● **Given task**
Every line below is to be copied exactly, with the pictures left out.

● **Source records**
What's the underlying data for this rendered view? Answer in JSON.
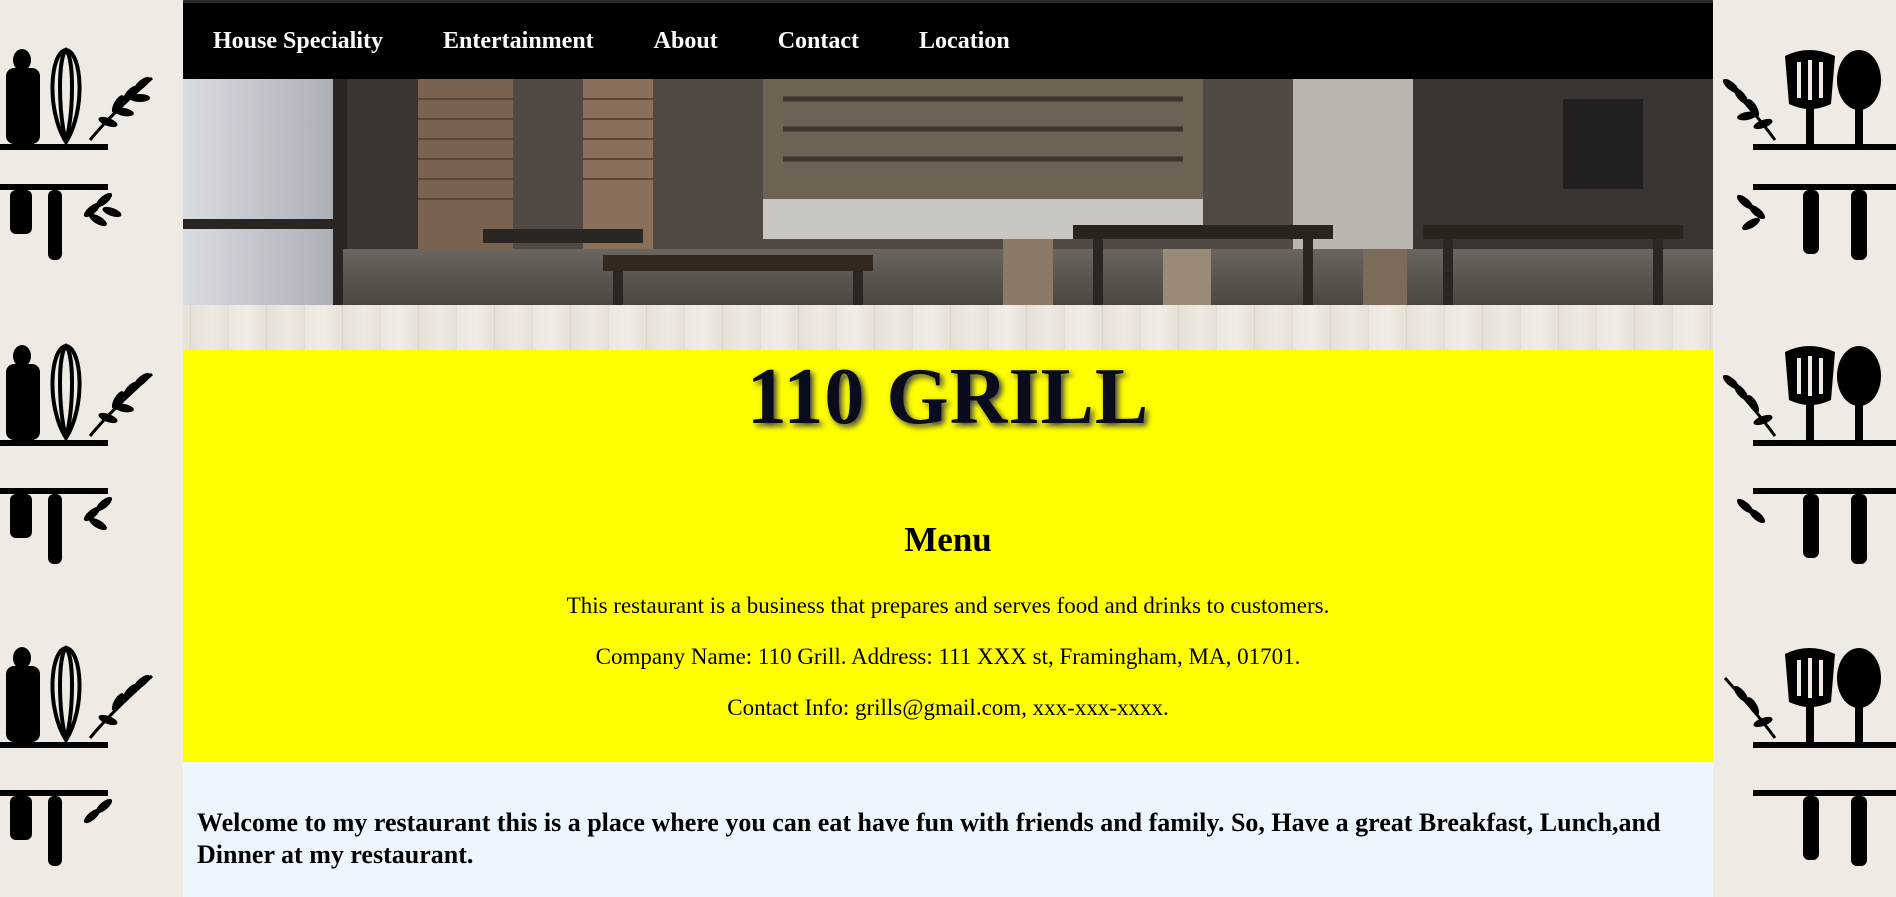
{
  "nav": {
    "items": [
      {
        "label": "House Speciality"
      },
      {
        "label": "Entertainment"
      },
      {
        "label": "About"
      },
      {
        "label": "Contact"
      },
      {
        "label": "Location"
      }
    ]
  },
  "hero": {
    "image": "restaurant-interior-photo"
  },
  "header": {
    "title": "110 GRILL"
  },
  "menu": {
    "heading": "Menu",
    "description": "This restaurant is a business that prepares and serves food and drinks to customers.",
    "company": "Company Name: 110 Grill. Address: 111 XXX st, Framingham, MA, 01701.",
    "contact": "Contact Info: grills@gmail.com, xxx-xxx-xxxx."
  },
  "welcome": {
    "text": "Welcome to my restaurant this is a place where you can eat have fun with friends and family. So, Have a great Breakfast, Lunch,and Dinner at my restaurant."
  },
  "colors": {
    "nav_background": "#000000",
    "banner_background": "#ffff00",
    "welcome_background": "#eef6fd",
    "title_color": "#0b0b1e"
  },
  "decorations": {
    "left_tile_icons": [
      "rolling-pin-icon",
      "whisk-icon",
      "olive-branch-icon"
    ],
    "right_tile_icons": [
      "olive-branch-icon",
      "slotted-spatula-icon",
      "spoon-icon"
    ]
  }
}
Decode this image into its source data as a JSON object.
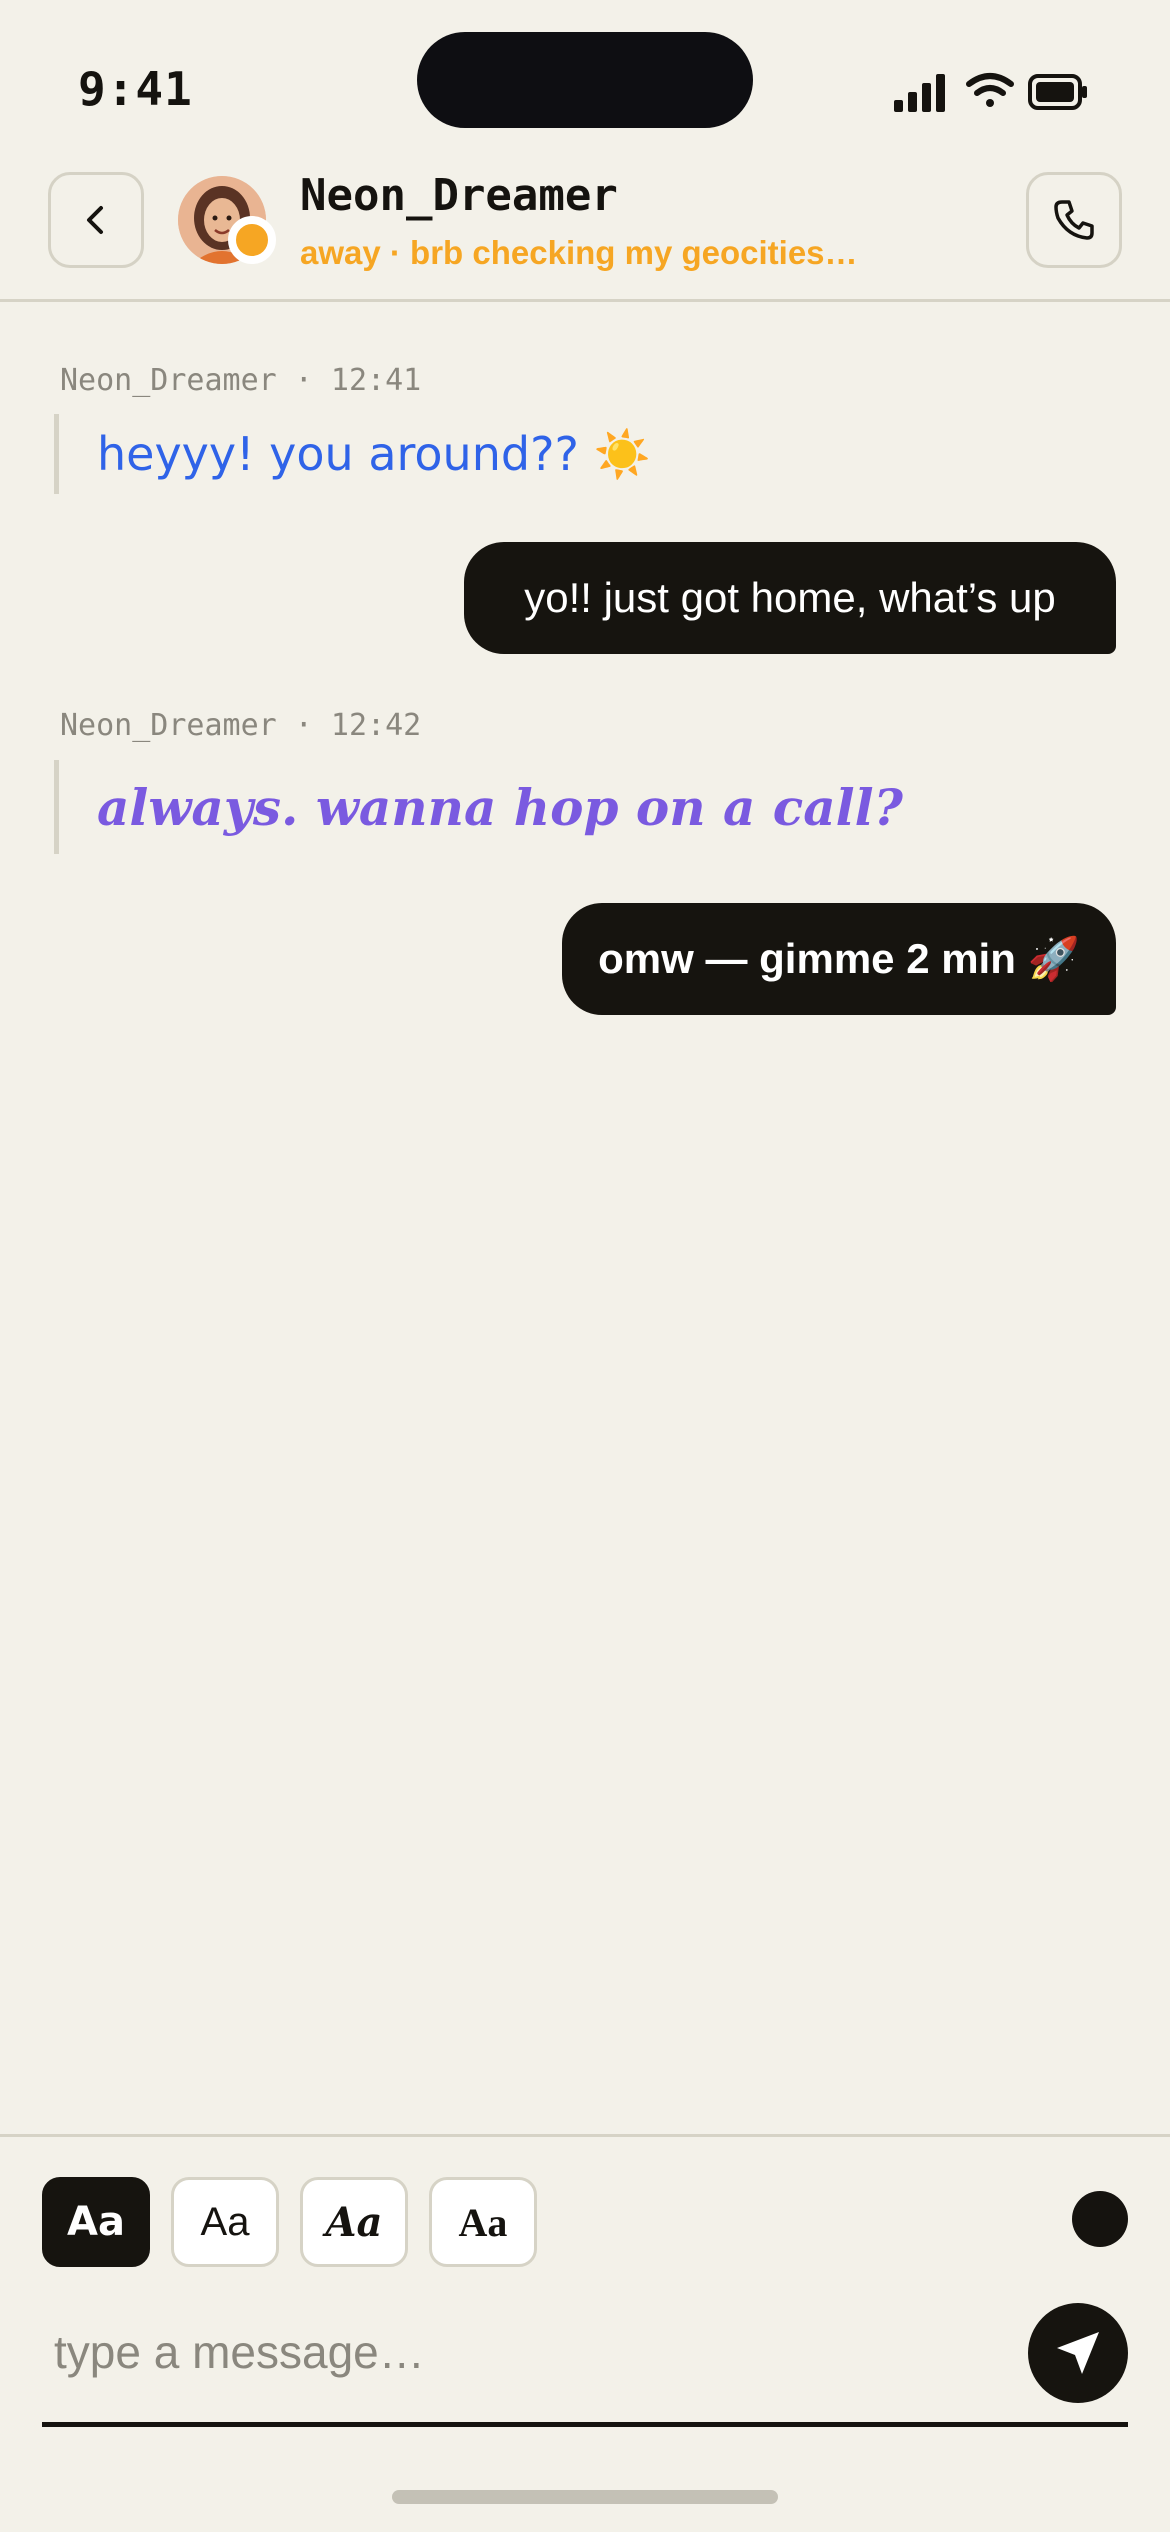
{
  "status_bar": {
    "time": "9:41"
  },
  "header": {
    "back_icon": "chevron-left-icon",
    "contact_name": "Neon_Dreamer",
    "contact_status": "away · brb checking my geocities…",
    "status_color": "#f6a623",
    "call_icon": "phone-icon"
  },
  "messages": [
    {
      "direction": "incoming",
      "sender": "Neon_Dreamer",
      "meta": "Neon_Dreamer · 12:41",
      "text": "heyyy! you around?? ☀️",
      "color": "#2f63e8"
    },
    {
      "direction": "outgoing",
      "text": "yo!! just got home, what’s up"
    },
    {
      "direction": "incoming",
      "sender": "Neon_Dreamer",
      "meta": "Neon_Dreamer · 12:42",
      "text": "always. wanna hop on a call?",
      "color": "#7a5ae0"
    },
    {
      "direction": "outgoing",
      "text": "omw — gimme 2 min 🚀"
    }
  ],
  "composer": {
    "font_options": [
      {
        "label": "Aa",
        "active": true
      },
      {
        "label": "Aa",
        "active": false
      },
      {
        "label": "Aa",
        "active": false
      },
      {
        "label": "Aa",
        "active": false
      }
    ],
    "color_swatch": "#15130f",
    "input_value": "",
    "placeholder": "type a message…",
    "send_icon": "send-icon"
  }
}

● **Response below**
What's the underlying data for this rendered view? Answer in JSON.
{
  "nav": {
    "items": [
      {
        "label": "House Speciality"
      },
      {
        "label": "Entertainment"
      },
      {
        "label": "About"
      },
      {
        "label": "Contact"
      },
      {
        "label": "Location"
      }
    ]
  },
  "hero": {
    "image": "restaurant-interior-photo"
  },
  "header": {
    "title": "110 GRILL"
  },
  "menu": {
    "heading": "Menu",
    "description": "This restaurant is a business that prepares and serves food and drinks to customers.",
    "company": "Company Name: 110 Grill. Address: 111 XXX st, Framingham, MA, 01701.",
    "contact": "Contact Info: grills@gmail.com, xxx-xxx-xxxx."
  },
  "welcome": {
    "text": "Welcome to my restaurant this is a place where you can eat have fun with friends and family. So, Have a great Breakfast, Lunch,and Dinner at my restaurant."
  },
  "colors": {
    "nav_background": "#000000",
    "banner_background": "#ffff00",
    "welcome_background": "#eef6fd",
    "title_color": "#0b0b1e"
  },
  "decorations": {
    "left_tile_icons": [
      "rolling-pin-icon",
      "whisk-icon",
      "olive-branch-icon"
    ],
    "right_tile_icons": [
      "olive-branch-icon",
      "slotted-spatula-icon",
      "spoon-icon"
    ]
  }
}
Decode this image into its source data as a JSON object.
{
  "status_bar": {
    "time": "9:41"
  },
  "header": {
    "back_icon": "chevron-left-icon",
    "contact_name": "Neon_Dreamer",
    "contact_status": "away · brb checking my geocities…",
    "status_color": "#f6a623",
    "call_icon": "phone-icon"
  },
  "messages": [
    {
      "direction": "incoming",
      "sender": "Neon_Dreamer",
      "meta": "Neon_Dreamer · 12:41",
      "text": "heyyy! you around?? ☀️",
      "color": "#2f63e8"
    },
    {
      "direction": "outgoing",
      "text": "yo!! just got home, what’s up"
    },
    {
      "direction": "incoming",
      "sender": "Neon_Dreamer",
      "meta": "Neon_Dreamer · 12:42",
      "text": "always. wanna hop on a call?",
      "color": "#7a5ae0"
    },
    {
      "direction": "outgoing",
      "text": "omw — gimme 2 min 🚀"
    }
  ],
  "composer": {
    "font_options": [
      {
        "label": "Aa",
        "active": true
      },
      {
        "label": "Aa",
        "active": false
      },
      {
        "label": "Aa",
        "active": false
      },
      {
        "label": "Aa",
        "active": false
      }
    ],
    "color_swatch": "#15130f",
    "input_value": "",
    "placeholder": "type a message…",
    "send_icon": "send-icon"
  }
}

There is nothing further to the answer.